#### TASK:
Make an exact copy of the listing below.

#### GIVEN DATA:
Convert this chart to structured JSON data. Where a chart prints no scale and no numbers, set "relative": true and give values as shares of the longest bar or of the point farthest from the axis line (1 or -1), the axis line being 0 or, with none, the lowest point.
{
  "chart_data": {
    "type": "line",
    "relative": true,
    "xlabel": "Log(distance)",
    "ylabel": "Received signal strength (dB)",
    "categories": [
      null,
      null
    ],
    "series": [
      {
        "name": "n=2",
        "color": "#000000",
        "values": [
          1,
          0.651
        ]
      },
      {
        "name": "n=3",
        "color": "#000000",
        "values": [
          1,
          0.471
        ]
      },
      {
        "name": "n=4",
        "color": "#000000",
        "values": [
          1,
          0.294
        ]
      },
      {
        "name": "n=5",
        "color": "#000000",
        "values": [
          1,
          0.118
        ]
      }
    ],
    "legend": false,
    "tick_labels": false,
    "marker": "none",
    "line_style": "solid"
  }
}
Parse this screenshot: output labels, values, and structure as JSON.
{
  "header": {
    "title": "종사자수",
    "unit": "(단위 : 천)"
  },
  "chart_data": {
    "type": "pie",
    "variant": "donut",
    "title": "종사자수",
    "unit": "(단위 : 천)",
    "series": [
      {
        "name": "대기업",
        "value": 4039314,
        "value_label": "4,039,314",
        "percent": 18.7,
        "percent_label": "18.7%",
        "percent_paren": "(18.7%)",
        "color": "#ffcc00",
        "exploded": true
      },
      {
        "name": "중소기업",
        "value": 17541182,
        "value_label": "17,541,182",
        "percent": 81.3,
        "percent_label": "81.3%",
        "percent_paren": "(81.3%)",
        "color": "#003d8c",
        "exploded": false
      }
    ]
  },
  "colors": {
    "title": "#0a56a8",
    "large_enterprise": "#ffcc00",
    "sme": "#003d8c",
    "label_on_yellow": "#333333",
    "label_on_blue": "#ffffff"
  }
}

#### EXPECTED ANSWER:
Convert this chart to structured JSON data. Where a chart prints no scale and no numbers, set "relative": true and give values as shares of the longest bar or of the point farthest from the axis line (1 or -1), the axis line being 0 or, with none, the lowest point.
{
  "chart_data": {
    "type": "line",
    "relative": true,
    "xlabel": "Log(distance)",
    "ylabel": "Received signal strength (dB)",
    "categories": [
      null,
      null
    ],
    "series": [
      {
        "name": "n=2",
        "color": "#000000",
        "values": [
          1,
          0.651
        ]
      },
      {
        "name": "n=3",
        "color": "#000000",
        "values": [
          1,
          0.471
        ]
      },
      {
        "name": "n=4",
        "color": "#000000",
        "values": [
          1,
          0.294
        ]
      },
      {
        "name": "n=5",
        "color": "#000000",
        "values": [
          1,
          0.118
        ]
      }
    ],
    "legend": false,
    "tick_labels": false,
    "marker": "none",
    "line_style": "solid"
  }
}
Parse this screenshot: output labels, values, and structure as JSON.
{
  "header": {
    "title": "종사자수",
    "unit": "(단위 : 천)"
  },
  "chart_data": {
    "type": "pie",
    "variant": "donut",
    "title": "종사자수",
    "unit": "(단위 : 천)",
    "series": [
      {
        "name": "대기업",
        "value": 4039314,
        "value_label": "4,039,314",
        "percent": 18.7,
        "percent_label": "18.7%",
        "percent_paren": "(18.7%)",
        "color": "#ffcc00",
        "exploded": true
      },
      {
        "name": "중소기업",
        "value": 17541182,
        "value_label": "17,541,182",
        "percent": 81.3,
        "percent_label": "81.3%",
        "percent_paren": "(81.3%)",
        "color": "#003d8c",
        "exploded": false
      }
    ]
  },
  "colors": {
    "title": "#0a56a8",
    "large_enterprise": "#ffcc00",
    "sme": "#003d8c",
    "label_on_yellow": "#333333",
    "label_on_blue": "#ffffff"
  }
}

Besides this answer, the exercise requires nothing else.